» **Work to be completed**: Check every line of the data below for the string "JSON", and copy the ones that hold it.

» **Data rows**:
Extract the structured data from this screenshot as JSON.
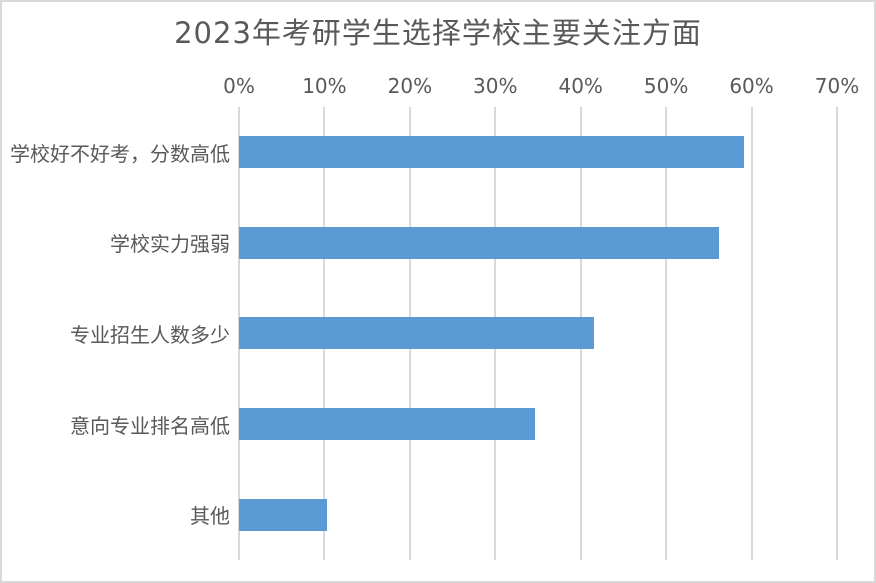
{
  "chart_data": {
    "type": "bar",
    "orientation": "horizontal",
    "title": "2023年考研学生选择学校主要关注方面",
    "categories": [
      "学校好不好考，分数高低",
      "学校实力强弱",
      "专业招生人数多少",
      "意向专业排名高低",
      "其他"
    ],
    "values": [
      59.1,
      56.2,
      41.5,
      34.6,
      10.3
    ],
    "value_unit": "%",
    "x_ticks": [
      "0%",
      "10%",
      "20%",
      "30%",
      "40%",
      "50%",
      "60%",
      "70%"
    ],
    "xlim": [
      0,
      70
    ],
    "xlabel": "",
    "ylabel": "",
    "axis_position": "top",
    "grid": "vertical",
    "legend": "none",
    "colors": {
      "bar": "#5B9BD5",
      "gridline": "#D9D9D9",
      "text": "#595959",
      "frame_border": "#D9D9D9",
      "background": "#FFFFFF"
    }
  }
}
* * *
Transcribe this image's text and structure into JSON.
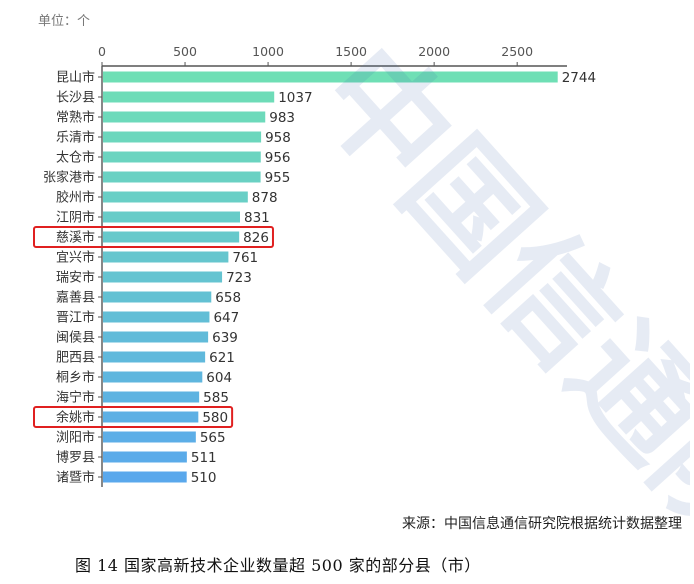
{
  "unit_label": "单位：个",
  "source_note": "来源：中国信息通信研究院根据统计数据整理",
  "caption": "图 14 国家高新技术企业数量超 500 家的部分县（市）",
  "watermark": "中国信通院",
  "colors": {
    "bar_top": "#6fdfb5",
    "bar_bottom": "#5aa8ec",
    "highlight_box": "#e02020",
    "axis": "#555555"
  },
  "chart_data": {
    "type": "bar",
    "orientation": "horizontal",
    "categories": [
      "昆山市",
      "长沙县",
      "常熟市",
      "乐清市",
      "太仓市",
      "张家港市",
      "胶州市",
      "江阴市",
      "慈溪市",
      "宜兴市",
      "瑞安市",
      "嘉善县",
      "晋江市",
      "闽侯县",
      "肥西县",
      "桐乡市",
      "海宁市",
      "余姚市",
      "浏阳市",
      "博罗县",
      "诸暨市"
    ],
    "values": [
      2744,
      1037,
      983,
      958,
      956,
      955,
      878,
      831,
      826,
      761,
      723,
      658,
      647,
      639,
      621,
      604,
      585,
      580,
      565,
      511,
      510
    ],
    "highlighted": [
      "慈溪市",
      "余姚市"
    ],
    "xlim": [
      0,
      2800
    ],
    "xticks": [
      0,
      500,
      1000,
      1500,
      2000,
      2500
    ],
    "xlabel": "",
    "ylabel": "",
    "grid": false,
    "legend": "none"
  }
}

» **Completed exercise**:
Extract the structured data from this screenshot as JSON.
Transcribe this image's text and structure into JSON.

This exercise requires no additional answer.